Lines of data
>>>>>

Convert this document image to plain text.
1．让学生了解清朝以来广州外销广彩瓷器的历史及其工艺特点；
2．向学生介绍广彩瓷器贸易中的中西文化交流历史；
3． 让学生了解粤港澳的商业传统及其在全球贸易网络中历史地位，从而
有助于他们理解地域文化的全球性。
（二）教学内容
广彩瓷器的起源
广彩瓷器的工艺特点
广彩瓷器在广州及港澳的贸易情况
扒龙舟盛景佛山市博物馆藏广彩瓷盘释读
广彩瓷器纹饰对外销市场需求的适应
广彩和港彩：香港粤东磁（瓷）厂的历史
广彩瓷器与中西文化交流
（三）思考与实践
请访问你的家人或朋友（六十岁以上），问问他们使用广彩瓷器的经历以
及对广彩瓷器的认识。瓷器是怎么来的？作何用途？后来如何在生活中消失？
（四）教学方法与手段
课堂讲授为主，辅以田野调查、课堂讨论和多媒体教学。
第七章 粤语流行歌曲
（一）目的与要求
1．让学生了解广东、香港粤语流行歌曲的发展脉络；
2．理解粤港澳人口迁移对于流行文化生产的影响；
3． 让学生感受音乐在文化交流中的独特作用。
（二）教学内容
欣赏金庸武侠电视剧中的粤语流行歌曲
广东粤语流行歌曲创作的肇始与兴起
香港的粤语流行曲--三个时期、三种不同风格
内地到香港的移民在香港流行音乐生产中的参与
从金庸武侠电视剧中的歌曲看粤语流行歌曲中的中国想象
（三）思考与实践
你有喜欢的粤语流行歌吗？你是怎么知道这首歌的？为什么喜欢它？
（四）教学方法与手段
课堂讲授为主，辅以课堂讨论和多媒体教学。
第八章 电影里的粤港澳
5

<<<<<
>>>>>

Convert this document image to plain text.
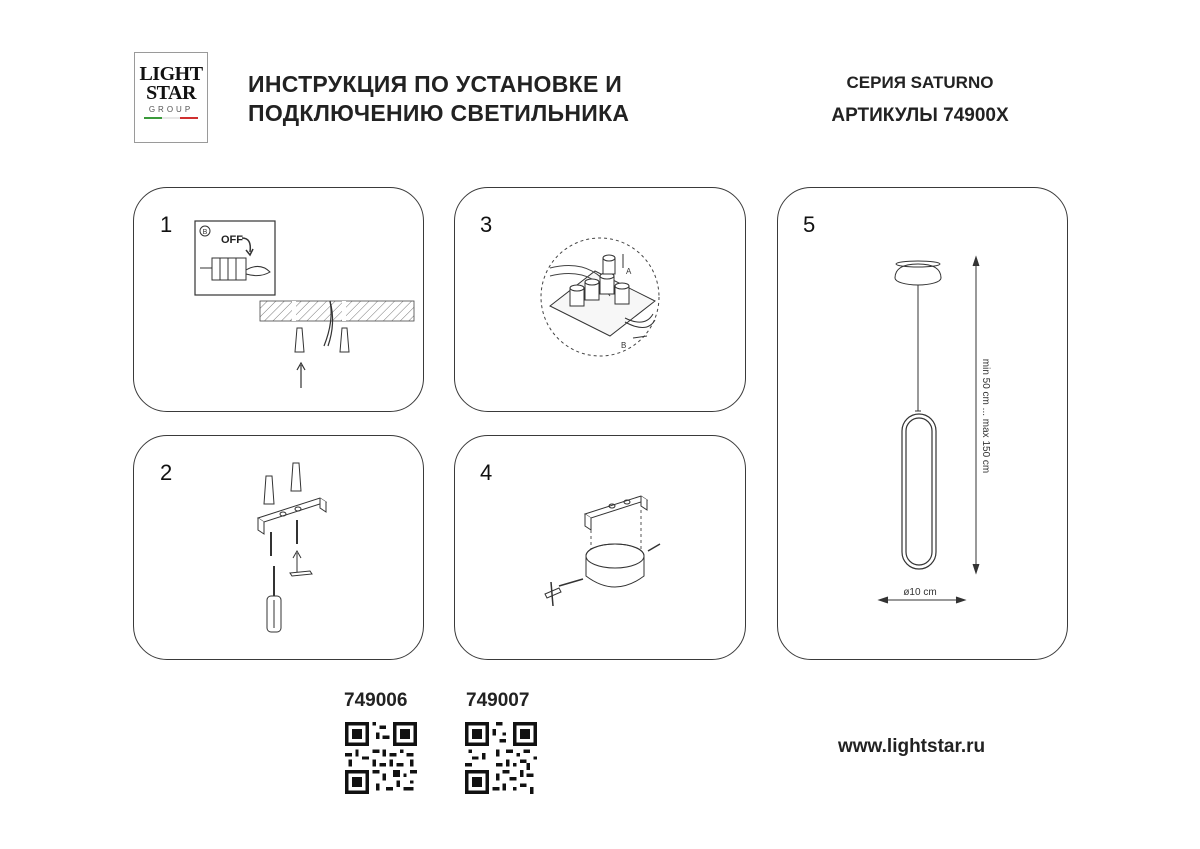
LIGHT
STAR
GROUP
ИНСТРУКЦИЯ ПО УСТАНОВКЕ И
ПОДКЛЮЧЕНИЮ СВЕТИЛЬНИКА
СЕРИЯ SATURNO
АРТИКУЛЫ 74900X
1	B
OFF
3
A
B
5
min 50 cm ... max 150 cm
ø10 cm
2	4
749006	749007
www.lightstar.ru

<<<<<

Look through the listing above. Pick out each line with "课堂讲授为主" and copy it.

Solution below:
课堂讲授为主，辅以田野调查、课堂讨论和多媒体教学。
课堂讲授为主，辅以课堂讨论和多媒体教学。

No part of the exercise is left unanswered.